[To do]
Collect the lines of the entries where "Onyeje" shows up.

(Dataset records)
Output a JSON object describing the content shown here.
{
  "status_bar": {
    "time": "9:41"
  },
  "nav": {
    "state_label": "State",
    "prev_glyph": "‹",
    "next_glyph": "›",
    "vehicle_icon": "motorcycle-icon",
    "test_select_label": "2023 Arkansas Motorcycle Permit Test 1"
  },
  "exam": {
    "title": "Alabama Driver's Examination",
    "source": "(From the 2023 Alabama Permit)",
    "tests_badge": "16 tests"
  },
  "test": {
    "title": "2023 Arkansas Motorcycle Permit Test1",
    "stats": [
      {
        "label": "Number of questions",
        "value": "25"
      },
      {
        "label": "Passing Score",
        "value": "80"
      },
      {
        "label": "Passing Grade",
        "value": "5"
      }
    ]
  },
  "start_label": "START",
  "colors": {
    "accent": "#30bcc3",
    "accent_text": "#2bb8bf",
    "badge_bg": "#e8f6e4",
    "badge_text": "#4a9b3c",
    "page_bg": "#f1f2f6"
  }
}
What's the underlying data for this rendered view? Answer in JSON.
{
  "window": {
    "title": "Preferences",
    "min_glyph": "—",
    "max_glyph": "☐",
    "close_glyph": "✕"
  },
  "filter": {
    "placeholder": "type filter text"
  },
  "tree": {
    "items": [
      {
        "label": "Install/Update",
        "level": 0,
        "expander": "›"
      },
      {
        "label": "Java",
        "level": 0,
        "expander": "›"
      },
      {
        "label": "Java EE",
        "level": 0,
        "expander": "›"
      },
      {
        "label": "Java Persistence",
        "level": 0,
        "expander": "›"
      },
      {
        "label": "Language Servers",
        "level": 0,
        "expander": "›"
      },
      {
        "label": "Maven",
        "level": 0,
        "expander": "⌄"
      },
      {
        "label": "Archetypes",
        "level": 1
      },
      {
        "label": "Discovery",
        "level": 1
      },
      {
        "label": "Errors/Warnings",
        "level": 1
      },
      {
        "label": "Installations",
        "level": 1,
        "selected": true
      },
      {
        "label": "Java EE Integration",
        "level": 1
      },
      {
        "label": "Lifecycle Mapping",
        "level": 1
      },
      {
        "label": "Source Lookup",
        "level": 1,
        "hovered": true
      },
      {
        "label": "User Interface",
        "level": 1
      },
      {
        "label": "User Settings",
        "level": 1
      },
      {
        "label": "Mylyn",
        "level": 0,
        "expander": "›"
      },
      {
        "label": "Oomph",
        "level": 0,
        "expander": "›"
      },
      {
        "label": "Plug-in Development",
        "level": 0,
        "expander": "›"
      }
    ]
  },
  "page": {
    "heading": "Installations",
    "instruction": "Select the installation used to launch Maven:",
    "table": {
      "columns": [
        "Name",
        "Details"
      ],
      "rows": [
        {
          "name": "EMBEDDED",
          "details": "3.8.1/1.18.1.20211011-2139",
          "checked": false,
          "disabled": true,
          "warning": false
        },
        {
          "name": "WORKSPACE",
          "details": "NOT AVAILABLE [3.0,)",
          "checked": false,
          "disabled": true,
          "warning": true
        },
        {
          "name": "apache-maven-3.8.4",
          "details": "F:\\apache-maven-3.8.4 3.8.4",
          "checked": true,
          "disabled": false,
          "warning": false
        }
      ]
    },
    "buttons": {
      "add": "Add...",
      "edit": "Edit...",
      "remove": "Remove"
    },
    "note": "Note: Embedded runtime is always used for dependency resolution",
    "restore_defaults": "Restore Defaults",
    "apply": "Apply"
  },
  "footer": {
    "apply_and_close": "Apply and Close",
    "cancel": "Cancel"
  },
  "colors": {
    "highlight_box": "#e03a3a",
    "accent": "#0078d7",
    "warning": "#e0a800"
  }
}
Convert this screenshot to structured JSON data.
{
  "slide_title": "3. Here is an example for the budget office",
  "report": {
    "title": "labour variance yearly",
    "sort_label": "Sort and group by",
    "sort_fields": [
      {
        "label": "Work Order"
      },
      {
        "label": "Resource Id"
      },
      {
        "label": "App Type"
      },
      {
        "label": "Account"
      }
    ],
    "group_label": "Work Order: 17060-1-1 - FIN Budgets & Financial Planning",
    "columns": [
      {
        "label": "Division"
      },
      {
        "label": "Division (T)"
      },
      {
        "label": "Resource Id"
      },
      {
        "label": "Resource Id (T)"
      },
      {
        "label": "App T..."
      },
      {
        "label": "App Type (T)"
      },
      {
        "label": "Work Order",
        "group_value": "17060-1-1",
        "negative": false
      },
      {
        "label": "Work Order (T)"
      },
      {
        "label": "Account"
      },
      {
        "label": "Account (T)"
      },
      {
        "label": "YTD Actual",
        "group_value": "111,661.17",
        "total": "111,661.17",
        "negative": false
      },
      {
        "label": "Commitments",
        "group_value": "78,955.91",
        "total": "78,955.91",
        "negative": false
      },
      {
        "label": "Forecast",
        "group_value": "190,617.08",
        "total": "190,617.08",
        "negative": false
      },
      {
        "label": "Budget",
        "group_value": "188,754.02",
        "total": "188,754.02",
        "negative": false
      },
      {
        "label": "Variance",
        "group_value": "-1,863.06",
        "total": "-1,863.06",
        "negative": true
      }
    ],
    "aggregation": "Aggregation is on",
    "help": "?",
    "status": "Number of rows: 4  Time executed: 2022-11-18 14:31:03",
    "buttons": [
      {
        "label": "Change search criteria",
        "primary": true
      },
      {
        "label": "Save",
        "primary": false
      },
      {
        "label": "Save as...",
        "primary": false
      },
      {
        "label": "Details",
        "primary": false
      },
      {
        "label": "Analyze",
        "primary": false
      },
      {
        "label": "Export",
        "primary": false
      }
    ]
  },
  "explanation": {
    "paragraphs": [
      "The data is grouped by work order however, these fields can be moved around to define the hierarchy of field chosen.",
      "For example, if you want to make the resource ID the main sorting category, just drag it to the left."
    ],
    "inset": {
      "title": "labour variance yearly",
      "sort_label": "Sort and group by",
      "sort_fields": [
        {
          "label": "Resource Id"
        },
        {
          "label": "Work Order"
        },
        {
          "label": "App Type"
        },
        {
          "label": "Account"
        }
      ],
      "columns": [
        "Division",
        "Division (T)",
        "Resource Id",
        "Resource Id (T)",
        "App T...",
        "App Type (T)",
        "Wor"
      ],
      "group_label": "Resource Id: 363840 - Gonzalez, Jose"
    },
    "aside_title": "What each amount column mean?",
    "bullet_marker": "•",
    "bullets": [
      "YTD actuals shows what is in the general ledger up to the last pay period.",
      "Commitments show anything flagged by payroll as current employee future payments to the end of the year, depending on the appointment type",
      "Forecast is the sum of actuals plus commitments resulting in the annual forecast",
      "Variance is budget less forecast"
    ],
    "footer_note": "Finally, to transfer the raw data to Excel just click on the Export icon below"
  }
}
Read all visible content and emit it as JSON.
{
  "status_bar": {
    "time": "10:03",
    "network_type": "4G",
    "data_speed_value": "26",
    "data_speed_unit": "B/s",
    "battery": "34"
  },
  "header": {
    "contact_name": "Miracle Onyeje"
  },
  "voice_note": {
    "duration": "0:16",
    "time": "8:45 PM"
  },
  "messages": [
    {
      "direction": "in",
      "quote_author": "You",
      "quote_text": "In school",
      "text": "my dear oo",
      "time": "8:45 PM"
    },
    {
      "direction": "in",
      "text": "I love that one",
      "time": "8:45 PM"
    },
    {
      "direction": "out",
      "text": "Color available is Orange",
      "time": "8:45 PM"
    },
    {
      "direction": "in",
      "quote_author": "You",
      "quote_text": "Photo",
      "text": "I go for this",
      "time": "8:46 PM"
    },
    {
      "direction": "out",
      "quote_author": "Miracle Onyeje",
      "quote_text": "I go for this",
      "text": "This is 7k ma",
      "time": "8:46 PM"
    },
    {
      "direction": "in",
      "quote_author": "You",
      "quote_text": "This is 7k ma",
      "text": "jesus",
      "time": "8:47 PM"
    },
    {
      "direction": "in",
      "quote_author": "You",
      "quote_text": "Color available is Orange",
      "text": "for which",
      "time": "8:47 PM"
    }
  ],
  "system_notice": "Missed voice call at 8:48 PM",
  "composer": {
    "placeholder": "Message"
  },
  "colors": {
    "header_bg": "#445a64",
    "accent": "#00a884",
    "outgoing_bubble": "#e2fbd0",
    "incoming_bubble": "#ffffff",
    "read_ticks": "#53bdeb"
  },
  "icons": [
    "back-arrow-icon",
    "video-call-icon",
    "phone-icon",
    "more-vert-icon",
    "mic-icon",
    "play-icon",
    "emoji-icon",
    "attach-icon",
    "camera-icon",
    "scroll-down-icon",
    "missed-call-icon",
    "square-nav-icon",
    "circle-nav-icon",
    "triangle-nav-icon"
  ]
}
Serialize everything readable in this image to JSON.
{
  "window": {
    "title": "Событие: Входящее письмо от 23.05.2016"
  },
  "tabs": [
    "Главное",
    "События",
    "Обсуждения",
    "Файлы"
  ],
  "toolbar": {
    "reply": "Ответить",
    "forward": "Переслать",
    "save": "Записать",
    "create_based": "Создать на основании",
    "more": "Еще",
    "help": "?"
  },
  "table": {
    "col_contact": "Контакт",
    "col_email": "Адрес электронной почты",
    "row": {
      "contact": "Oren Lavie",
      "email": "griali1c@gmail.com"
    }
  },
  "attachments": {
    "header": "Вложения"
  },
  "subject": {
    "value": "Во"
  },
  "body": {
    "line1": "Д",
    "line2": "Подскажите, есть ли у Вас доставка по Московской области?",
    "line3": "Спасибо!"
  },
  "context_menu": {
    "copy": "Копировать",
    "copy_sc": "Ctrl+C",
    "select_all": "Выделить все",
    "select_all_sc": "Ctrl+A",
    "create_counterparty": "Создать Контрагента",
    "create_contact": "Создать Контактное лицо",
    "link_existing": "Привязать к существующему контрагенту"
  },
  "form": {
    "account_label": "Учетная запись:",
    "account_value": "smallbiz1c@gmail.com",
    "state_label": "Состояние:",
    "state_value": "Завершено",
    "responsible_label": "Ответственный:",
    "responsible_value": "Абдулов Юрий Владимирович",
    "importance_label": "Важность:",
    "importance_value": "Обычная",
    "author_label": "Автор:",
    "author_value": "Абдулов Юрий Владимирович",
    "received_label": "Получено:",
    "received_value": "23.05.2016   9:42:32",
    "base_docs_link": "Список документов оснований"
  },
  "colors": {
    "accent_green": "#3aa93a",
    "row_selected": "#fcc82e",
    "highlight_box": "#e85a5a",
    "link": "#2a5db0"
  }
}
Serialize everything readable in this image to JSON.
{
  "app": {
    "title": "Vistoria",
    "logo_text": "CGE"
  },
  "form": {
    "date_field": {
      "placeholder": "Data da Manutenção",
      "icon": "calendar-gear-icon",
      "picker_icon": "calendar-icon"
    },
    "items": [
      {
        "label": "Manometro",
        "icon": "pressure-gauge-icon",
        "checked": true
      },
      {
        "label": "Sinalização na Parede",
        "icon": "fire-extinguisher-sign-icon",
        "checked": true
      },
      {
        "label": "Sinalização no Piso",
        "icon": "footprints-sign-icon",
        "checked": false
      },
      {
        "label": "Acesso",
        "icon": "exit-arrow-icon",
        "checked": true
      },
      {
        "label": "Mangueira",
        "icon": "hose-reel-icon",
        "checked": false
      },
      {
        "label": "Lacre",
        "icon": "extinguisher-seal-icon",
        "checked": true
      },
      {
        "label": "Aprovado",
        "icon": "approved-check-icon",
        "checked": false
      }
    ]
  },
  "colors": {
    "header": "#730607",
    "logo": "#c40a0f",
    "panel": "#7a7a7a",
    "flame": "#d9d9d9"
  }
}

[Answer to this task]
    "contact_name": "Miracle Onyeje"
      "quote_author": "Miracle Onyeje",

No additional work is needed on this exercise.